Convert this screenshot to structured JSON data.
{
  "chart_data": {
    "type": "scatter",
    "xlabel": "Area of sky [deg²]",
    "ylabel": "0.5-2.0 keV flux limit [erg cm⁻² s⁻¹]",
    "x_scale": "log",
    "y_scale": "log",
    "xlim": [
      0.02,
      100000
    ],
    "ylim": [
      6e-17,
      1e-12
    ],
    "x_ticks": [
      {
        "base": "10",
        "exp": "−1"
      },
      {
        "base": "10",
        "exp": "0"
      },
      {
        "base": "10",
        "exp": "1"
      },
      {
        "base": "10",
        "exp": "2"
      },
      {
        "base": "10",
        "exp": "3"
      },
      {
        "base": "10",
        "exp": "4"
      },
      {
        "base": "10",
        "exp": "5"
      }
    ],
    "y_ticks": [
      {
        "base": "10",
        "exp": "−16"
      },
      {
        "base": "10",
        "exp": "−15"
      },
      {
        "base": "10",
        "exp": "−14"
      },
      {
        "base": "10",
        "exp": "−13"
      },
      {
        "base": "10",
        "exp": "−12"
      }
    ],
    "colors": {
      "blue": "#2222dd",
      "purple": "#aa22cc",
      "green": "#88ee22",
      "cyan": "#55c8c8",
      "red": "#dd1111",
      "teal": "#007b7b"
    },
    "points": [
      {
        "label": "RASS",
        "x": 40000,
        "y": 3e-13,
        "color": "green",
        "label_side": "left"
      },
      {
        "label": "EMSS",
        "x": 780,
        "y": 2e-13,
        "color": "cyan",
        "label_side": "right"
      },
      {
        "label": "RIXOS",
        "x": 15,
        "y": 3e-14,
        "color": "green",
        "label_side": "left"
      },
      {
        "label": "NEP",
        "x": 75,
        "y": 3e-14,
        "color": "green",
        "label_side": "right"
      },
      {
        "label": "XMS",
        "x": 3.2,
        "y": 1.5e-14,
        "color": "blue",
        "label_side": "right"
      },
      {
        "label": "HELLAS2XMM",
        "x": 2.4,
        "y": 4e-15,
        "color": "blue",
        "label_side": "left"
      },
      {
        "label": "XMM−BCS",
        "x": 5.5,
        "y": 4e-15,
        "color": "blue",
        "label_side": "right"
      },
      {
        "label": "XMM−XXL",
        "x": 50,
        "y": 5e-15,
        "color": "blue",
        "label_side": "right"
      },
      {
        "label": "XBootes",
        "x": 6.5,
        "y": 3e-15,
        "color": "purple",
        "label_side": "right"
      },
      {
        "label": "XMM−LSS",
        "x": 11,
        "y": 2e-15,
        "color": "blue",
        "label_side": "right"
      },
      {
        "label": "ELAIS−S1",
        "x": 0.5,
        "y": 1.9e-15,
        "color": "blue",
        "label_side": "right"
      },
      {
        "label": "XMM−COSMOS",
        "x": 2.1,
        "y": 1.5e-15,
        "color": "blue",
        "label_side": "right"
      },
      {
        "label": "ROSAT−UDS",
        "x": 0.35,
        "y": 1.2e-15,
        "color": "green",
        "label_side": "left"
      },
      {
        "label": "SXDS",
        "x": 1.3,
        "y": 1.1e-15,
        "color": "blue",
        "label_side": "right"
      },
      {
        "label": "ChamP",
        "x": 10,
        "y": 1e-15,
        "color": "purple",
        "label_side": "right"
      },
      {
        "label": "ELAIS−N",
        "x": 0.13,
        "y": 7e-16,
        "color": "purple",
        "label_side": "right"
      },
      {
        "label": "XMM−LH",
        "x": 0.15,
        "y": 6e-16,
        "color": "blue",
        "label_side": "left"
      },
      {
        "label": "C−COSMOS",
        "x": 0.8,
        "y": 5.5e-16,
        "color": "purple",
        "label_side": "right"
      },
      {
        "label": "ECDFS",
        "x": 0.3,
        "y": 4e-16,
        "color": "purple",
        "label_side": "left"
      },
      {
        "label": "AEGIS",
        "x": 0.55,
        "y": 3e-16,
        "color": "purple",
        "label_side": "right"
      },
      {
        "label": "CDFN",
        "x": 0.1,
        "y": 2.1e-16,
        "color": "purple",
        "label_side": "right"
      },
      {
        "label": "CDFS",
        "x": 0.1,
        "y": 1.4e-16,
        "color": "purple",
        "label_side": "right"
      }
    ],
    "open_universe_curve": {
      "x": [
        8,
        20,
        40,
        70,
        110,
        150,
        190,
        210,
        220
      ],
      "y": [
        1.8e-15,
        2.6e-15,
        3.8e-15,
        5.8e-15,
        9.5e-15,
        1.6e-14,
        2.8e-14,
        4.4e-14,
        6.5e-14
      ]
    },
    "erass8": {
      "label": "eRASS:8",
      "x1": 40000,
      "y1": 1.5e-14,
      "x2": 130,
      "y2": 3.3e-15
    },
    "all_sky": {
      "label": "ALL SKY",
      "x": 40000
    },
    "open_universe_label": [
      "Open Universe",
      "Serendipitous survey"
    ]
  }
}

## Given problem
Repeat each record exactly, leaving nothing out.

## Reply
Convert this screenshot to structured JSON data.
{
  "chart_data": {
    "type": "scatter",
    "xlabel": "Area of sky [deg²]",
    "ylabel": "0.5-2.0 keV flux limit [erg cm⁻² s⁻¹]",
    "x_scale": "log",
    "y_scale": "log",
    "xlim": [
      0.02,
      100000
    ],
    "ylim": [
      6e-17,
      1e-12
    ],
    "x_ticks": [
      {
        "base": "10",
        "exp": "−1"
      },
      {
        "base": "10",
        "exp": "0"
      },
      {
        "base": "10",
        "exp": "1"
      },
      {
        "base": "10",
        "exp": "2"
      },
      {
        "base": "10",
        "exp": "3"
      },
      {
        "base": "10",
        "exp": "4"
      },
      {
        "base": "10",
        "exp": "5"
      }
    ],
    "y_ticks": [
      {
        "base": "10",
        "exp": "−16"
      },
      {
        "base": "10",
        "exp": "−15"
      },
      {
        "base": "10",
        "exp": "−14"
      },
      {
        "base": "10",
        "exp": "−13"
      },
      {
        "base": "10",
        "exp": "−12"
      }
    ],
    "colors": {
      "blue": "#2222dd",
      "purple": "#aa22cc",
      "green": "#88ee22",
      "cyan": "#55c8c8",
      "red": "#dd1111",
      "teal": "#007b7b"
    },
    "points": [
      {
        "label": "RASS",
        "x": 40000,
        "y": 3e-13,
        "color": "green",
        "label_side": "left"
      },
      {
        "label": "EMSS",
        "x": 780,
        "y": 2e-13,
        "color": "cyan",
        "label_side": "right"
      },
      {
        "label": "RIXOS",
        "x": 15,
        "y": 3e-14,
        "color": "green",
        "label_side": "left"
      },
      {
        "label": "NEP",
        "x": 75,
        "y": 3e-14,
        "color": "green",
        "label_side": "right"
      },
      {
        "label": "XMS",
        "x": 3.2,
        "y": 1.5e-14,
        "color": "blue",
        "label_side": "right"
      },
      {
        "label": "HELLAS2XMM",
        "x": 2.4,
        "y": 4e-15,
        "color": "blue",
        "label_side": "left"
      },
      {
        "label": "XMM−BCS",
        "x": 5.5,
        "y": 4e-15,
        "color": "blue",
        "label_side": "right"
      },
      {
        "label": "XMM−XXL",
        "x": 50,
        "y": 5e-15,
        "color": "blue",
        "label_side": "right"
      },
      {
        "label": "XBootes",
        "x": 6.5,
        "y": 3e-15,
        "color": "purple",
        "label_side": "right"
      },
      {
        "label": "XMM−LSS",
        "x": 11,
        "y": 2e-15,
        "color": "blue",
        "label_side": "right"
      },
      {
        "label": "ELAIS−S1",
        "x": 0.5,
        "y": 1.9e-15,
        "color": "blue",
        "label_side": "right"
      },
      {
        "label": "XMM−COSMOS",
        "x": 2.1,
        "y": 1.5e-15,
        "color": "blue",
        "label_side": "right"
      },
      {
        "label": "ROSAT−UDS",
        "x": 0.35,
        "y": 1.2e-15,
        "color": "green",
        "label_side": "left"
      },
      {
        "label": "SXDS",
        "x": 1.3,
        "y": 1.1e-15,
        "color": "blue",
        "label_side": "right"
      },
      {
        "label": "ChamP",
        "x": 10,
        "y": 1e-15,
        "color": "purple",
        "label_side": "right"
      },
      {
        "label": "ELAIS−N",
        "x": 0.13,
        "y": 7e-16,
        "color": "purple",
        "label_side": "right"
      },
      {
        "label": "XMM−LH",
        "x": 0.15,
        "y": 6e-16,
        "color": "blue",
        "label_side": "left"
      },
      {
        "label": "C−COSMOS",
        "x": 0.8,
        "y": 5.5e-16,
        "color": "purple",
        "label_side": "right"
      },
      {
        "label": "ECDFS",
        "x": 0.3,
        "y": 4e-16,
        "color": "purple",
        "label_side": "left"
      },
      {
        "label": "AEGIS",
        "x": 0.55,
        "y": 3e-16,
        "color": "purple",
        "label_side": "right"
      },
      {
        "label": "CDFN",
        "x": 0.1,
        "y": 2.1e-16,
        "color": "purple",
        "label_side": "right"
      },
      {
        "label": "CDFS",
        "x": 0.1,
        "y": 1.4e-16,
        "color": "purple",
        "label_side": "right"
      }
    ],
    "open_universe_curve": {
      "x": [
        8,
        20,
        40,
        70,
        110,
        150,
        190,
        210,
        220
      ],
      "y": [
        1.8e-15,
        2.6e-15,
        3.8e-15,
        5.8e-15,
        9.5e-15,
        1.6e-14,
        2.8e-14,
        4.4e-14,
        6.5e-14
      ]
    },
    "erass8": {
      "label": "eRASS:8",
      "x1": 40000,
      "y1": 1.5e-14,
      "x2": 130,
      "y2": 3.3e-15
    },
    "all_sky": {
      "label": "ALL SKY",
      "x": 40000
    },
    "open_universe_label": [
      "Open Universe",
      "Serendipitous survey"
    ]
  }
}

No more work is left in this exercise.